_Exercise instructions_. Copy all of the records below verbatim.

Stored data
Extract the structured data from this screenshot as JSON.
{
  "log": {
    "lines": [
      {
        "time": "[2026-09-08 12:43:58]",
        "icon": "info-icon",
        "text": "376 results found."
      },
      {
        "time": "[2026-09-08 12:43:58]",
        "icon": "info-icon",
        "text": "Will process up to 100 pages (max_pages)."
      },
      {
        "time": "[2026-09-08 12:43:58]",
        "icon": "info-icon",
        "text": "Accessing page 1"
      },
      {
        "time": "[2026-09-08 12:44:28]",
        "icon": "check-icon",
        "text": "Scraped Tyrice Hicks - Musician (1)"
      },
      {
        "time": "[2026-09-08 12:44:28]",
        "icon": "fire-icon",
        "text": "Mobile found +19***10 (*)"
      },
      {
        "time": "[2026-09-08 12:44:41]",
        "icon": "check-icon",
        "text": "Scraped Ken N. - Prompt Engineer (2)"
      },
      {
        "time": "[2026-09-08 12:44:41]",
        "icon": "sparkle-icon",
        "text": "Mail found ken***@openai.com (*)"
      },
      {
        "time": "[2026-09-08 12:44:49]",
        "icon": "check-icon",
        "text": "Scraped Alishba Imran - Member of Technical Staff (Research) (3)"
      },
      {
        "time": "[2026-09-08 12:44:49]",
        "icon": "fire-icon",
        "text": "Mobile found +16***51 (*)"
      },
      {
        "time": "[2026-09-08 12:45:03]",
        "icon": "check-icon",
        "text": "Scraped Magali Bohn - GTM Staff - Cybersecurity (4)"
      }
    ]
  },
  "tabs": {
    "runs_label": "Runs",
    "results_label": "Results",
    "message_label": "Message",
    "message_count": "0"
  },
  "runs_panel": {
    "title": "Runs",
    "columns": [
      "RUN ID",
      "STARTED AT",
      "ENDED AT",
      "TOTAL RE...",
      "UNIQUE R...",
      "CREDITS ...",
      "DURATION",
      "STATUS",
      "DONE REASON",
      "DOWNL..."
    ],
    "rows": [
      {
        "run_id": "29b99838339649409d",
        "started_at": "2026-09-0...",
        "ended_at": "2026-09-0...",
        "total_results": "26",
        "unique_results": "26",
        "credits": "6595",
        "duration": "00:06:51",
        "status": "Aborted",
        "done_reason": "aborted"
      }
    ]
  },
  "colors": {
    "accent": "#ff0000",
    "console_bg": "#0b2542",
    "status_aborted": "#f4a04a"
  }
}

_Answer for this exercise_.
Extract the structured data from this screenshot as JSON.
{
  "log": {
    "lines": [
      {
        "time": "[2026-09-08 12:43:58]",
        "icon": "info-icon",
        "text": "376 results found."
      },
      {
        "time": "[2026-09-08 12:43:58]",
        "icon": "info-icon",
        "text": "Will process up to 100 pages (max_pages)."
      },
      {
        "time": "[2026-09-08 12:43:58]",
        "icon": "info-icon",
        "text": "Accessing page 1"
      },
      {
        "time": "[2026-09-08 12:44:28]",
        "icon": "check-icon",
        "text": "Scraped Tyrice Hicks - Musician (1)"
      },
      {
        "time": "[2026-09-08 12:44:28]",
        "icon": "fire-icon",
        "text": "Mobile found +19***10 (*)"
      },
      {
        "time": "[2026-09-08 12:44:41]",
        "icon": "check-icon",
        "text": "Scraped Ken N. - Prompt Engineer (2)"
      },
      {
        "time": "[2026-09-08 12:44:41]",
        "icon": "sparkle-icon",
        "text": "Mail found ken***@openai.com (*)"
      },
      {
        "time": "[2026-09-08 12:44:49]",
        "icon": "check-icon",
        "text": "Scraped Alishba Imran - Member of Technical Staff (Research) (3)"
      },
      {
        "time": "[2026-09-08 12:44:49]",
        "icon": "fire-icon",
        "text": "Mobile found +16***51 (*)"
      },
      {
        "time": "[2026-09-08 12:45:03]",
        "icon": "check-icon",
        "text": "Scraped Magali Bohn - GTM Staff - Cybersecurity (4)"
      }
    ]
  },
  "tabs": {
    "runs_label": "Runs",
    "results_label": "Results",
    "message_label": "Message",
    "message_count": "0"
  },
  "runs_panel": {
    "title": "Runs",
    "columns": [
      "RUN ID",
      "STARTED AT",
      "ENDED AT",
      "TOTAL RE...",
      "UNIQUE R...",
      "CREDITS ...",
      "DURATION",
      "STATUS",
      "DONE REASON",
      "DOWNL..."
    ],
    "rows": [
      {
        "run_id": "29b99838339649409d",
        "started_at": "2026-09-0...",
        "ended_at": "2026-09-0...",
        "total_results": "26",
        "unique_results": "26",
        "credits": "6595",
        "duration": "00:06:51",
        "status": "Aborted",
        "done_reason": "aborted"
      }
    ]
  },
  "colors": {
    "accent": "#ff0000",
    "console_bg": "#0b2542",
    "status_aborted": "#f4a04a"
  }
}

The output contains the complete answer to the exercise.